> [Problem description] Find the lines below that contain the string "хроматографии". Copy each one.

======== Given entries

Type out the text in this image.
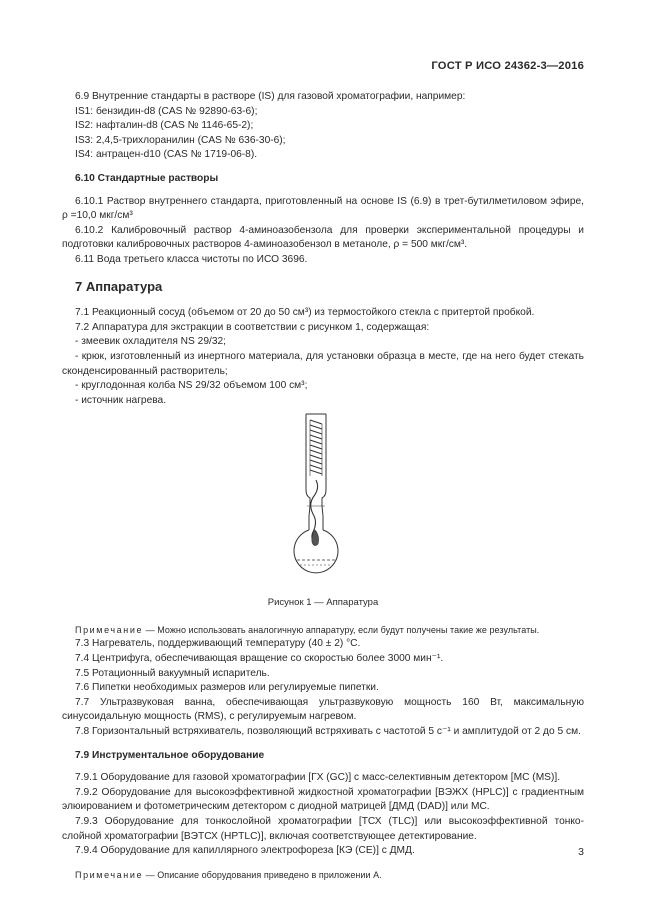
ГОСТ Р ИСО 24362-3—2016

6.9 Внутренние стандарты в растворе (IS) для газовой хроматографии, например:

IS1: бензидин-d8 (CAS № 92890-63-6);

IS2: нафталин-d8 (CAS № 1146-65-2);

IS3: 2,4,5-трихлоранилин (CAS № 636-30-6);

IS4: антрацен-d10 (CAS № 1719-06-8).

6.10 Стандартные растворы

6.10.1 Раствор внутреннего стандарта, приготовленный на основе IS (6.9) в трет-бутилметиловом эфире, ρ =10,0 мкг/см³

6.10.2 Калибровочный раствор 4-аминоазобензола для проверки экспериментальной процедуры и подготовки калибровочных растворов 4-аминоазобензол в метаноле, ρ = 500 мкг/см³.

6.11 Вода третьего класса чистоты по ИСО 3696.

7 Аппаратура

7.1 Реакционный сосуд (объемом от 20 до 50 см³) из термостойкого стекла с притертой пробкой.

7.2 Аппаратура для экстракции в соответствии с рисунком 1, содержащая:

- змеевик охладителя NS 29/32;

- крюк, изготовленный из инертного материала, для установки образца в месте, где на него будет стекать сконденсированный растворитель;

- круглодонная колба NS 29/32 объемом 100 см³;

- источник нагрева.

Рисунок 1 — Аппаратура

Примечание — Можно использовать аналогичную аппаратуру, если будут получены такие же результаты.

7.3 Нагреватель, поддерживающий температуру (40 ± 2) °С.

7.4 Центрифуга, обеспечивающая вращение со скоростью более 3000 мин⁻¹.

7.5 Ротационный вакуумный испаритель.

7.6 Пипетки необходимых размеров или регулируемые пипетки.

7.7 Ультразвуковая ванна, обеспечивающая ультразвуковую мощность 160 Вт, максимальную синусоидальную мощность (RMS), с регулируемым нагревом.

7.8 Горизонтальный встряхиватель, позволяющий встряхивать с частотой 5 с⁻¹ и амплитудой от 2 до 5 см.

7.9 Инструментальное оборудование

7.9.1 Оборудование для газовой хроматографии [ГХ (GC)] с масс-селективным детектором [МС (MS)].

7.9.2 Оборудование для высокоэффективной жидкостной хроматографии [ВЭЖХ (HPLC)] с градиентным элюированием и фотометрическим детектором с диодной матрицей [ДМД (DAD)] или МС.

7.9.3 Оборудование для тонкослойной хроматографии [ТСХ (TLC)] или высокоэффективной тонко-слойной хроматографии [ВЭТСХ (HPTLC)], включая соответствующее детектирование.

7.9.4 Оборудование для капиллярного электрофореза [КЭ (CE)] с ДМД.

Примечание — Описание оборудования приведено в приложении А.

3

================
======== Given entries

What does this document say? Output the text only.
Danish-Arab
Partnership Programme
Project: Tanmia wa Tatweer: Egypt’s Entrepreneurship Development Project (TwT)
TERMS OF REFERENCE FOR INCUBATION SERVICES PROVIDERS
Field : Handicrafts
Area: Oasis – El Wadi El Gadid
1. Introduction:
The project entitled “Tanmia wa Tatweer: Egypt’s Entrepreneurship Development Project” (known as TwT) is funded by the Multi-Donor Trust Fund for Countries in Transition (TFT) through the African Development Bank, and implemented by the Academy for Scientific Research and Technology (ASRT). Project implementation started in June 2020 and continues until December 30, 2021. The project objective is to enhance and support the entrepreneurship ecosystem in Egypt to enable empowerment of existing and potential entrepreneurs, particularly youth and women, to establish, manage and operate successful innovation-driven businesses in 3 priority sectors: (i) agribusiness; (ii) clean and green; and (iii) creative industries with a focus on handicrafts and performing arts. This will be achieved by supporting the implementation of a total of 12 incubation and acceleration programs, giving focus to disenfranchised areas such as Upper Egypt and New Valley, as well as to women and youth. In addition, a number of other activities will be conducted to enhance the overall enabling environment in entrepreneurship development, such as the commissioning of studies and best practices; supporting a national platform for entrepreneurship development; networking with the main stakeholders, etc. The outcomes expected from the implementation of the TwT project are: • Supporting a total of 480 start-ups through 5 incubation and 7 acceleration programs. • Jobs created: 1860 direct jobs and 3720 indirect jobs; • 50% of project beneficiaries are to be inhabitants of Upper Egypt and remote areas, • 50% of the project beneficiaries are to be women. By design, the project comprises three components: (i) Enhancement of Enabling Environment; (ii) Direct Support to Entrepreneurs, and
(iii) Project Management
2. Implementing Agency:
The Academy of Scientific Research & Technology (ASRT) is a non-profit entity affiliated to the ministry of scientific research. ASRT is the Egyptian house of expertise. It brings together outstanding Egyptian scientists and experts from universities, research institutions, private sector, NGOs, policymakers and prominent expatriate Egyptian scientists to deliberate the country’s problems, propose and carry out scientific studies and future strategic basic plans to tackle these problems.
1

================

> [Written reply]
6.9 Внутренние стандарты в растворе (IS) для газовой хроматографии, например:
7.9.1 Оборудование для газовой хроматографии [ГХ (GC)] с масс-селективным детектором [МС (MS)].
7.9.2 Оборудование для высокоэффективной жидкостной хроматографии [ВЭЖХ (HPLC)] с градиентным элюированием и фотометрическим детектором с диодной матрицей [ДМД (DAD)] или МС.
7.9.3 Оборудование для тонкослойной хроматографии [ТСХ (TLC)] или высокоэффективной тонко-слойной хроматографии [ВЭТСХ (HPTLC)], включая соответствующее детектирование.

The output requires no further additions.